_What the task asks_
Collect every line of the listing below that contains the string "zero", treating uppercase and lowercase letters as distinct.

Annotated element listings:
Start

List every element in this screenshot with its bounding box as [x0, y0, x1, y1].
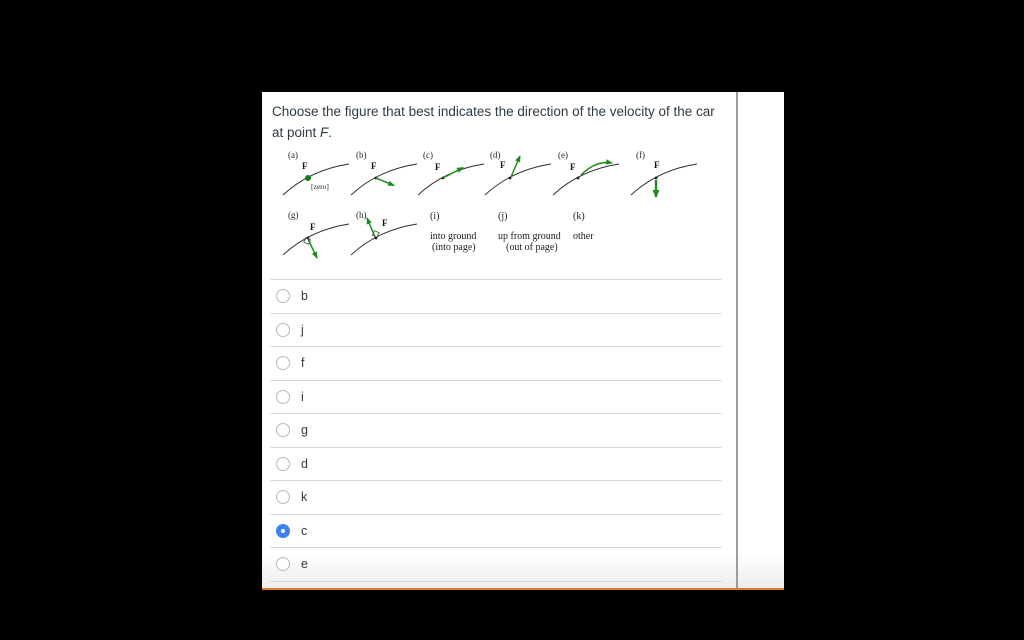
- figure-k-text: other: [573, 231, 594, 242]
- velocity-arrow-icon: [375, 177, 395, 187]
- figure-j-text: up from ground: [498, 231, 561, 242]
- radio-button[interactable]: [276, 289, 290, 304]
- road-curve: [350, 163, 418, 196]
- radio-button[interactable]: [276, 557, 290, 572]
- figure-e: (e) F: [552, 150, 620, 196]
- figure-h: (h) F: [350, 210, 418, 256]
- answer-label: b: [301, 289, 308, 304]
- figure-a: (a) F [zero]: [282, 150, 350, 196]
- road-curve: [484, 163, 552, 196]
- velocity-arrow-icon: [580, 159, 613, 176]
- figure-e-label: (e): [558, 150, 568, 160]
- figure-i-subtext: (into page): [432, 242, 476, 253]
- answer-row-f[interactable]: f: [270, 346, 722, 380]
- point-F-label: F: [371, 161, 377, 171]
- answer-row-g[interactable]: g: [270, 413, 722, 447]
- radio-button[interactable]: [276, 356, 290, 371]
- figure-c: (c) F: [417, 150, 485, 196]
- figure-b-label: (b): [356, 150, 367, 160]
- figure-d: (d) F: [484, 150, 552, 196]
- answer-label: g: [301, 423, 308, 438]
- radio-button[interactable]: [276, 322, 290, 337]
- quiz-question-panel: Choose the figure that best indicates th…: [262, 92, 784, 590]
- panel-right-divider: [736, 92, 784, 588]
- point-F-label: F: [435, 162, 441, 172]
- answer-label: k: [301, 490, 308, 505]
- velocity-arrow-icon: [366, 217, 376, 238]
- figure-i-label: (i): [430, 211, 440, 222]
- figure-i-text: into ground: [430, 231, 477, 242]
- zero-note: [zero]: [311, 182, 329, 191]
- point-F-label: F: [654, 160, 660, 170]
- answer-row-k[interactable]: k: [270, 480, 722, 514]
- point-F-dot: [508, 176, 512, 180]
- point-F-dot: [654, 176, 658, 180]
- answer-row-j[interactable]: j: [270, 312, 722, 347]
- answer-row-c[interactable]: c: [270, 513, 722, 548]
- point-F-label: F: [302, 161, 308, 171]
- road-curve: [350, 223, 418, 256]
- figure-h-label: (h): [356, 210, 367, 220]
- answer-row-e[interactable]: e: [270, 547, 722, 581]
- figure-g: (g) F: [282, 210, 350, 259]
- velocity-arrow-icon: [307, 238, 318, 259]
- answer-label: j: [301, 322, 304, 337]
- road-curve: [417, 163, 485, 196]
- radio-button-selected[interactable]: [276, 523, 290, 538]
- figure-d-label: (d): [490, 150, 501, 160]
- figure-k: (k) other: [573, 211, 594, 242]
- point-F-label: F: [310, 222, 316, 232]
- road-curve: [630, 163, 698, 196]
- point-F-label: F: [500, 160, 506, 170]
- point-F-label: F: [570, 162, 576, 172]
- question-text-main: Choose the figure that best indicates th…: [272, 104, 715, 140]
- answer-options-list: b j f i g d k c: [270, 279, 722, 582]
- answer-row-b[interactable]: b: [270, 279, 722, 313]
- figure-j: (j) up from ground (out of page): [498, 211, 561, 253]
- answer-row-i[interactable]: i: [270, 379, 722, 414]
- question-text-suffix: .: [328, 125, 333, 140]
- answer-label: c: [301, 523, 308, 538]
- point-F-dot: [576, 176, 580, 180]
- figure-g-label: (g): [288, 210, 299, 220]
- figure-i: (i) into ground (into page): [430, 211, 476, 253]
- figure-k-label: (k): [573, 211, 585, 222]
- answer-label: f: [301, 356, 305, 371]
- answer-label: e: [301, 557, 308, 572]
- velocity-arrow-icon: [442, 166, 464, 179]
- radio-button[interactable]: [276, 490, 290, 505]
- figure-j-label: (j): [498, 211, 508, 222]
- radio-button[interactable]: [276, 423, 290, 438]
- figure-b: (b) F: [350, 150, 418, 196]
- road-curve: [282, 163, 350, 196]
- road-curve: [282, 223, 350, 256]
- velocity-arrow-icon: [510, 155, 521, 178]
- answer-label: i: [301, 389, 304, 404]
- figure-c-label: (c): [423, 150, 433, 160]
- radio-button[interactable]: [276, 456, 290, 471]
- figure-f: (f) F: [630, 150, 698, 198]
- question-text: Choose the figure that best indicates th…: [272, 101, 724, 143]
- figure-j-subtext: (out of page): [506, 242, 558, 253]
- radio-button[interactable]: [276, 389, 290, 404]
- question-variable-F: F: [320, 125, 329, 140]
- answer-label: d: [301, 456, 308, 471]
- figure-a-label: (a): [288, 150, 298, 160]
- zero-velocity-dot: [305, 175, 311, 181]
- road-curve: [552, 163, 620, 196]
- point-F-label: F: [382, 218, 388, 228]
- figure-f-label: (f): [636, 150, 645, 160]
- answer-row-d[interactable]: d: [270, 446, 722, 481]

End

_Finished exercise_
- figure-a: (a) F [zero]: [282, 150, 350, 196]
- zero-note: [zero]: [311, 182, 329, 191]
- zero-velocity-dot: [305, 175, 311, 181]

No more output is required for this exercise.